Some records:
—————

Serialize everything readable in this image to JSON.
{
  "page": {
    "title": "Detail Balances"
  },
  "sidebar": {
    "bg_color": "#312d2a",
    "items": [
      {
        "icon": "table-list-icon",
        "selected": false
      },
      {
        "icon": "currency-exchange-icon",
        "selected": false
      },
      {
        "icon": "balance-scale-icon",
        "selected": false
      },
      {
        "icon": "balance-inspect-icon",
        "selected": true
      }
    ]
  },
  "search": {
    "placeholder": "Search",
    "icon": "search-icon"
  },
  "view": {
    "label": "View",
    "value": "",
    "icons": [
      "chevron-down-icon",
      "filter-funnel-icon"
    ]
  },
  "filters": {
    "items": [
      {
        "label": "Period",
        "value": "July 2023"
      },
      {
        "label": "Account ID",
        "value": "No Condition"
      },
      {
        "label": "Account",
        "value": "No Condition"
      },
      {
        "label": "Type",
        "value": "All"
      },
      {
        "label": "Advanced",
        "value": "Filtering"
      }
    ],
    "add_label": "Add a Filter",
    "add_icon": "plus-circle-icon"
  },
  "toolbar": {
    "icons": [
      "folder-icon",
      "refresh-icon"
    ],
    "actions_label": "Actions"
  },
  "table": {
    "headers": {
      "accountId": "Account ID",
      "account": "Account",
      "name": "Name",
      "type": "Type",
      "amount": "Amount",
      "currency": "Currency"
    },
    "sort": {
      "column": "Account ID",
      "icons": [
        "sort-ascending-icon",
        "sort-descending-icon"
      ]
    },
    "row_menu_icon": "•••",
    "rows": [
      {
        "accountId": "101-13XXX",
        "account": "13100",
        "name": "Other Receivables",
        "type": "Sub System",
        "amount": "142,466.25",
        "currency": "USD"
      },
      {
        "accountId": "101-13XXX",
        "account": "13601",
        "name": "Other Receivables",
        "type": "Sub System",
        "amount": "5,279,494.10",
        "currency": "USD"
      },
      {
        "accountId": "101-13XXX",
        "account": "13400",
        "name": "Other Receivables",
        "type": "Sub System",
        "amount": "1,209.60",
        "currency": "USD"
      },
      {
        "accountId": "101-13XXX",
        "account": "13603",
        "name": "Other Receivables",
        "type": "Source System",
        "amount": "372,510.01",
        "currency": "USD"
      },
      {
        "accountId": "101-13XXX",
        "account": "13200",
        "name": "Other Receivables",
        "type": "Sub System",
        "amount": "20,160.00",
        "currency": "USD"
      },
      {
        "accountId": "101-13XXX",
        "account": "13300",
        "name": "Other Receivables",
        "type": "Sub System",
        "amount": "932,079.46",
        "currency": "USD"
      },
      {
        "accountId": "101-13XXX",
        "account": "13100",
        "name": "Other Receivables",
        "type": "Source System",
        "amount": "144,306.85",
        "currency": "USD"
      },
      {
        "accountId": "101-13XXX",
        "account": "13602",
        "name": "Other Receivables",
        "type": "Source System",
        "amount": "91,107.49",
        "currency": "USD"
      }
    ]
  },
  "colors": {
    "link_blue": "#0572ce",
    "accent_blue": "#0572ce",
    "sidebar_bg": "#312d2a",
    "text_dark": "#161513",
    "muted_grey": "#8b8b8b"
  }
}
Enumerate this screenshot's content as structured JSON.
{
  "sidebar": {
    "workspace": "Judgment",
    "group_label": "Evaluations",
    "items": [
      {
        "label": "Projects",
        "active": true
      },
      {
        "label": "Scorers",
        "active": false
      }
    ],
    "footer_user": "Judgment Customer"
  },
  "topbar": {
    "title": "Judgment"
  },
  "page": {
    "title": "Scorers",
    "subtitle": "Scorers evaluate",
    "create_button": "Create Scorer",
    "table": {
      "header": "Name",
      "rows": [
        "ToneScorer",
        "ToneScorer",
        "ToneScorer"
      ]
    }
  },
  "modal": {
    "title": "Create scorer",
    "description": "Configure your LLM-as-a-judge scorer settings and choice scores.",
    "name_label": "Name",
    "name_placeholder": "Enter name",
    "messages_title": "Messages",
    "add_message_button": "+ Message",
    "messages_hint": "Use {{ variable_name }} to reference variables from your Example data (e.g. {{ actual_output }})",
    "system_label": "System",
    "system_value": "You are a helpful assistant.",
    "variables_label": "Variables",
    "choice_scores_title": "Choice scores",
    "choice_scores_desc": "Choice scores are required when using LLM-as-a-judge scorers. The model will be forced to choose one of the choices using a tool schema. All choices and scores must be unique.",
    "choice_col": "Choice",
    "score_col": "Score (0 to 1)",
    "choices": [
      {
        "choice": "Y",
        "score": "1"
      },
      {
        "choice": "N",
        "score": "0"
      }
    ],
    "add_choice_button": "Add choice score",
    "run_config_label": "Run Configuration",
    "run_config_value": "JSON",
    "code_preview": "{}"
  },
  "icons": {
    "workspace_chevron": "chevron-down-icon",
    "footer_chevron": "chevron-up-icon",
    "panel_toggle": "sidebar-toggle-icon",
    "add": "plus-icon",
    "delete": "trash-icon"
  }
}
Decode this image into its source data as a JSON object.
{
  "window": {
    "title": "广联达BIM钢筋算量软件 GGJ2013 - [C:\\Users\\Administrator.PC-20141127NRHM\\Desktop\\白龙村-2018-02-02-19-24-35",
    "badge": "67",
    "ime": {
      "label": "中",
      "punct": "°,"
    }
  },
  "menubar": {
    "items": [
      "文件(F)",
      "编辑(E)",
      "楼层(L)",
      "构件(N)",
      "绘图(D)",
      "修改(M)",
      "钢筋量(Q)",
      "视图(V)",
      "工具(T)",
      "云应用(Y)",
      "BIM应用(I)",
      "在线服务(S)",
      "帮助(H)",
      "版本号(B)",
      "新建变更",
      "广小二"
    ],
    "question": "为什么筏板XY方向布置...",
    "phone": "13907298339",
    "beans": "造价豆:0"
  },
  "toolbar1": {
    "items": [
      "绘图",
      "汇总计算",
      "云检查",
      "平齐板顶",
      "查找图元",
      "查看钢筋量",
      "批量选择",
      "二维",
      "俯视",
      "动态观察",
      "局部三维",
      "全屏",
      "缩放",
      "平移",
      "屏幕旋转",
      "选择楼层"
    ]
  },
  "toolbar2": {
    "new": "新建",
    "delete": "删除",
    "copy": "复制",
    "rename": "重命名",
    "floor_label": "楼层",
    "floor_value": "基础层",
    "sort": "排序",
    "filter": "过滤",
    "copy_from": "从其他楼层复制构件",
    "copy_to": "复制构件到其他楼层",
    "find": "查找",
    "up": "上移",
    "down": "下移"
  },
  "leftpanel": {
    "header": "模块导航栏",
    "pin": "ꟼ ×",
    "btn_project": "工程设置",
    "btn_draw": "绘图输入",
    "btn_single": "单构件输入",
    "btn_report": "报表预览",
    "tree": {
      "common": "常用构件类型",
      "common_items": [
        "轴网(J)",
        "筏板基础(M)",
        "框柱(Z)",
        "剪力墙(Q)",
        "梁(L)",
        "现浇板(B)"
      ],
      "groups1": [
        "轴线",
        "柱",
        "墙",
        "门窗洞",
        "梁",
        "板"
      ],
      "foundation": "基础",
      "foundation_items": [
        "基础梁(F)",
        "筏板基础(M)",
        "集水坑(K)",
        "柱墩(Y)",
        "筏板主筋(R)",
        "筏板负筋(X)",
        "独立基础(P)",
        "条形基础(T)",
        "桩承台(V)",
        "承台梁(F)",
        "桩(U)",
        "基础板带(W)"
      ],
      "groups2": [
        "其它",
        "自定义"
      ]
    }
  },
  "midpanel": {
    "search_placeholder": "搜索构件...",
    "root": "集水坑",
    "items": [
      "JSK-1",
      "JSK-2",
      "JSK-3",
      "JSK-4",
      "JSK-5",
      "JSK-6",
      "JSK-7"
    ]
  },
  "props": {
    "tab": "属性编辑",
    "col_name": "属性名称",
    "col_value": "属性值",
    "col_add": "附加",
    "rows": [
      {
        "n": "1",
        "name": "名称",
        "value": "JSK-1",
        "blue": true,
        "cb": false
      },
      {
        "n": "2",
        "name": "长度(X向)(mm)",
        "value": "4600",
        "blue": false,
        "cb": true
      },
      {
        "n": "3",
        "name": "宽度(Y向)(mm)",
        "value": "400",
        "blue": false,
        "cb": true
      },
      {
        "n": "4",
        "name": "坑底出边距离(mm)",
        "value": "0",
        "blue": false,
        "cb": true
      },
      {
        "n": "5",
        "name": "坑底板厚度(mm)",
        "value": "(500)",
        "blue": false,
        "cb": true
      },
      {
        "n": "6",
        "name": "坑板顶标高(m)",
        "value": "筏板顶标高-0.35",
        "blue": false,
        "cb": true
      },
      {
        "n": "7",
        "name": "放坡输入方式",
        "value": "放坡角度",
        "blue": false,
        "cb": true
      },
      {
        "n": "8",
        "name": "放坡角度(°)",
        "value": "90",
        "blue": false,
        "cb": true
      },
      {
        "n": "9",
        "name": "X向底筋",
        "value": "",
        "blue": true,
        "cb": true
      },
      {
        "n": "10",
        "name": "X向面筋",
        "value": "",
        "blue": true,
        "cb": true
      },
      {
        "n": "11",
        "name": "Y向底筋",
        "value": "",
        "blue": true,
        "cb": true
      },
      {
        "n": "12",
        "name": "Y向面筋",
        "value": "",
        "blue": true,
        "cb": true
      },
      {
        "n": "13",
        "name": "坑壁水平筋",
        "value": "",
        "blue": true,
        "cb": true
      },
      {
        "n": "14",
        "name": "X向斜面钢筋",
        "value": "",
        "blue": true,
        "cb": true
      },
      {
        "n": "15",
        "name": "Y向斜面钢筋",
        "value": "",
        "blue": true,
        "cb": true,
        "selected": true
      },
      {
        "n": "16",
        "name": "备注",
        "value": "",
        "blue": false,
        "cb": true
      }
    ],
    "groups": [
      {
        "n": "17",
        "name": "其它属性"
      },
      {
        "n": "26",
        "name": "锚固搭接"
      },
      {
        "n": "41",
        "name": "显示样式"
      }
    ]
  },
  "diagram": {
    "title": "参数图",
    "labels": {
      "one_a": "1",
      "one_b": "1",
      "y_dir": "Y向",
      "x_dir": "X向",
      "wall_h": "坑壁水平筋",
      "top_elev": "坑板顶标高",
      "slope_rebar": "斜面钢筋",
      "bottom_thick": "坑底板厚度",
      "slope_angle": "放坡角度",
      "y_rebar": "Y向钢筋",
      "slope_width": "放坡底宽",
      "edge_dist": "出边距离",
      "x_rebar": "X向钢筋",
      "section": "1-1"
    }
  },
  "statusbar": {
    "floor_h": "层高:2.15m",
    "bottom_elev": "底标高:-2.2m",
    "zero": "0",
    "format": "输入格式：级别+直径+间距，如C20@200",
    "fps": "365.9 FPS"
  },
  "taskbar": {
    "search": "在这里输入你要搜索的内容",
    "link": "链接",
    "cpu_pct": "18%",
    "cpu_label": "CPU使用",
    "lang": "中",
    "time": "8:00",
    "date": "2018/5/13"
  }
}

—————

### Do this
Search the data for "your". Copy every matching line.

### The solution
    "description": "Configure your LLM-as-a-judge scorer settings and choice scores.",
    "messages_hint": "Use {{ variable_name }} to reference variables from your Example data (e.g. {{ actual_output }})",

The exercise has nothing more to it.